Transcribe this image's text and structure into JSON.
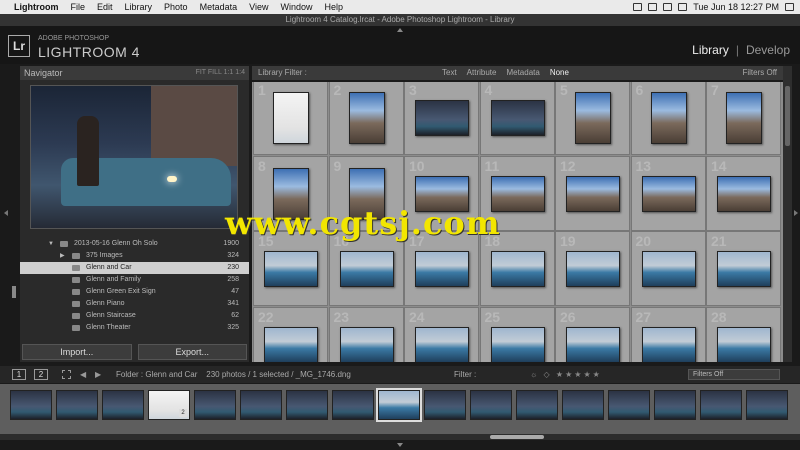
{
  "menubar": {
    "app": "Lightroom",
    "items": [
      "File",
      "Edit",
      "Library",
      "Photo",
      "Metadata",
      "View",
      "Window",
      "Help"
    ],
    "clock": "Tue Jun 18  12:27 PM"
  },
  "window_title": "Lightroom 4 Catalog.lrcat - Adobe Photoshop Lightroom - Library",
  "identity": {
    "badge": "Lr",
    "adobe": "ADOBE PHOTOSHOP",
    "product": "LIGHTROOM 4"
  },
  "modules": {
    "library": "Library",
    "sep": "|",
    "develop": "Develop"
  },
  "navigator": {
    "title": "Navigator",
    "zoom_options": "FIT  FILL  1:1  1:4"
  },
  "folders": [
    {
      "name": "2013-05-16 Glenn Oh Solo",
      "count": "1900",
      "level": 0,
      "selected": false
    },
    {
      "name": "375 Images",
      "count": "324",
      "level": 1,
      "selected": false
    },
    {
      "name": "Glenn and Car",
      "count": "230",
      "level": 1,
      "selected": true
    },
    {
      "name": "Glenn and Family",
      "count": "258",
      "level": 1,
      "selected": false
    },
    {
      "name": "Glenn Green Exit Sign",
      "count": "47",
      "level": 1,
      "selected": false
    },
    {
      "name": "Glenn Piano",
      "count": "341",
      "level": 1,
      "selected": false
    },
    {
      "name": "Glenn Staircase",
      "count": "62",
      "level": 1,
      "selected": false
    },
    {
      "name": "Glenn Theater",
      "count": "325",
      "level": 1,
      "selected": false
    }
  ],
  "left_buttons": {
    "import": "Import...",
    "export": "Export..."
  },
  "filter_bar": {
    "title": "Library Filter :",
    "options": [
      "Text",
      "Attribute",
      "Metadata",
      "None"
    ],
    "active": "None",
    "filters_off": "Filters Off"
  },
  "grid": {
    "cells": [
      {
        "n": "1",
        "o": "port",
        "s": "white"
      },
      {
        "n": "2",
        "o": "port",
        "s": "street"
      },
      {
        "n": "3",
        "o": "land",
        "s": "night"
      },
      {
        "n": "4",
        "o": "land",
        "s": "night"
      },
      {
        "n": "5",
        "o": "port",
        "s": "street"
      },
      {
        "n": "6",
        "o": "port",
        "s": "street"
      },
      {
        "n": "7",
        "o": "port",
        "s": "street"
      },
      {
        "n": "8",
        "o": "port",
        "s": "street"
      },
      {
        "n": "9",
        "o": "port",
        "s": "street"
      },
      {
        "n": "10",
        "o": "land",
        "s": "street"
      },
      {
        "n": "11",
        "o": "land",
        "s": "street"
      },
      {
        "n": "12",
        "o": "land",
        "s": "street"
      },
      {
        "n": "13",
        "o": "land",
        "s": "street"
      },
      {
        "n": "14",
        "o": "land",
        "s": "street"
      },
      {
        "n": "15",
        "o": "land",
        "s": "blue"
      },
      {
        "n": "16",
        "o": "land",
        "s": "blue"
      },
      {
        "n": "17",
        "o": "land",
        "s": "blue"
      },
      {
        "n": "18",
        "o": "land",
        "s": "blue"
      },
      {
        "n": "19",
        "o": "land",
        "s": "blue"
      },
      {
        "n": "20",
        "o": "land",
        "s": "blue"
      },
      {
        "n": "21",
        "o": "land",
        "s": "blue"
      },
      {
        "n": "22",
        "o": "land",
        "s": "blue"
      },
      {
        "n": "23",
        "o": "land",
        "s": "blue"
      },
      {
        "n": "24",
        "o": "land",
        "s": "blue"
      },
      {
        "n": "25",
        "o": "land",
        "s": "blue"
      },
      {
        "n": "26",
        "o": "land",
        "s": "blue"
      },
      {
        "n": "27",
        "o": "land",
        "s": "blue"
      },
      {
        "n": "28",
        "o": "land",
        "s": "blue"
      }
    ]
  },
  "toolbar": {
    "monitor1": "1",
    "monitor2": "2",
    "source": "Folder : Glenn and Car",
    "info": "230 photos / 1 selected / _MG_1746.dng",
    "filter_label": "Filter :",
    "filter_select": "Filters Off"
  },
  "filmstrip": {
    "thumbs": [
      "night",
      "night",
      "night",
      "white",
      "night",
      "night",
      "night",
      "night",
      "blue",
      "night",
      "night",
      "night",
      "night",
      "night",
      "night",
      "night",
      "night"
    ],
    "selected_index": 8,
    "badge_index": 3,
    "badge_text": "2"
  },
  "watermark": "www.cgtsj.com",
  "colors": {
    "selected_folder_bg": "#cfcfcf",
    "grid_bg": "#8c8c8c",
    "cell_bg": "#a4a4a4",
    "watermark": "#f2e600"
  }
}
· · · ·
**Aim**:
The records above are to be reproduced exactly; the pictures are to be left out.

**Solved exercise**:
Transcribe this image's text and structure into JSON.
{
  "menubar": {
    "app": "Lightroom",
    "items": [
      "File",
      "Edit",
      "Library",
      "Photo",
      "Metadata",
      "View",
      "Window",
      "Help"
    ],
    "clock": "Tue Jun 18  12:27 PM"
  },
  "window_title": "Lightroom 4 Catalog.lrcat - Adobe Photoshop Lightroom - Library",
  "identity": {
    "badge": "Lr",
    "adobe": "ADOBE PHOTOSHOP",
    "product": "LIGHTROOM 4"
  },
  "modules": {
    "library": "Library",
    "sep": "|",
    "develop": "Develop"
  },
  "navigator": {
    "title": "Navigator",
    "zoom_options": "FIT  FILL  1:1  1:4"
  },
  "folders": [
    {
      "name": "2013-05-16 Glenn Oh Solo",
      "count": "1900",
      "level": 0,
      "selected": false
    },
    {
      "name": "375 Images",
      "count": "324",
      "level": 1,
      "selected": false
    },
    {
      "name": "Glenn and Car",
      "count": "230",
      "level": 1,
      "selected": true
    },
    {
      "name": "Glenn and Family",
      "count": "258",
      "level": 1,
      "selected": false
    },
    {
      "name": "Glenn Green Exit Sign",
      "count": "47",
      "level": 1,
      "selected": false
    },
    {
      "name": "Glenn Piano",
      "count": "341",
      "level": 1,
      "selected": false
    },
    {
      "name": "Glenn Staircase",
      "count": "62",
      "level": 1,
      "selected": false
    },
    {
      "name": "Glenn Theater",
      "count": "325",
      "level": 1,
      "selected": false
    }
  ],
  "left_buttons": {
    "import": "Import...",
    "export": "Export..."
  },
  "filter_bar": {
    "title": "Library Filter :",
    "options": [
      "Text",
      "Attribute",
      "Metadata",
      "None"
    ],
    "active": "None",
    "filters_off": "Filters Off"
  },
  "grid": {
    "cells": [
      {
        "n": "1",
        "o": "port",
        "s": "white"
      },
      {
        "n": "2",
        "o": "port",
        "s": "street"
      },
      {
        "n": "3",
        "o": "land",
        "s": "night"
      },
      {
        "n": "4",
        "o": "land",
        "s": "night"
      },
      {
        "n": "5",
        "o": "port",
        "s": "street"
      },
      {
        "n": "6",
        "o": "port",
        "s": "street"
      },
      {
        "n": "7",
        "o": "port",
        "s": "street"
      },
      {
        "n": "8",
        "o": "port",
        "s": "street"
      },
      {
        "n": "9",
        "o": "port",
        "s": "street"
      },
      {
        "n": "10",
        "o": "land",
        "s": "street"
      },
      {
        "n": "11",
        "o": "land",
        "s": "street"
      },
      {
        "n": "12",
        "o": "land",
        "s": "street"
      },
      {
        "n": "13",
        "o": "land",
        "s": "street"
      },
      {
        "n": "14",
        "o": "land",
        "s": "street"
      },
      {
        "n": "15",
        "o": "land",
        "s": "blue"
      },
      {
        "n": "16",
        "o": "land",
        "s": "blue"
      },
      {
        "n": "17",
        "o": "land",
        "s": "blue"
      },
      {
        "n": "18",
        "o": "land",
        "s": "blue"
      },
      {
        "n": "19",
        "o": "land",
        "s": "blue"
      },
      {
        "n": "20",
        "o": "land",
        "s": "blue"
      },
      {
        "n": "21",
        "o": "land",
        "s": "blue"
      },
      {
        "n": "22",
        "o": "land",
        "s": "blue"
      },
      {
        "n": "23",
        "o": "land",
        "s": "blue"
      },
      {
        "n": "24",
        "o": "land",
        "s": "blue"
      },
      {
        "n": "25",
        "o": "land",
        "s": "blue"
      },
      {
        "n": "26",
        "o": "land",
        "s": "blue"
      },
      {
        "n": "27",
        "o": "land",
        "s": "blue"
      },
      {
        "n": "28",
        "o": "land",
        "s": "blue"
      }
    ]
  },
  "toolbar": {
    "monitor1": "1",
    "monitor2": "2",
    "source": "Folder : Glenn and Car",
    "info": "230 photos / 1 selected / _MG_1746.dng",
    "filter_label": "Filter :",
    "filter_select": "Filters Off"
  },
  "filmstrip": {
    "thumbs": [
      "night",
      "night",
      "night",
      "white",
      "night",
      "night",
      "night",
      "night",
      "blue",
      "night",
      "night",
      "night",
      "night",
      "night",
      "night",
      "night",
      "night"
    ],
    "selected_index": 8,
    "badge_index": 3,
    "badge_text": "2"
  },
  "watermark": "www.cgtsj.com",
  "colors": {
    "selected_folder_bg": "#cfcfcf",
    "grid_bg": "#8c8c8c",
    "cell_bg": "#a4a4a4",
    "watermark": "#f2e600"
  }
}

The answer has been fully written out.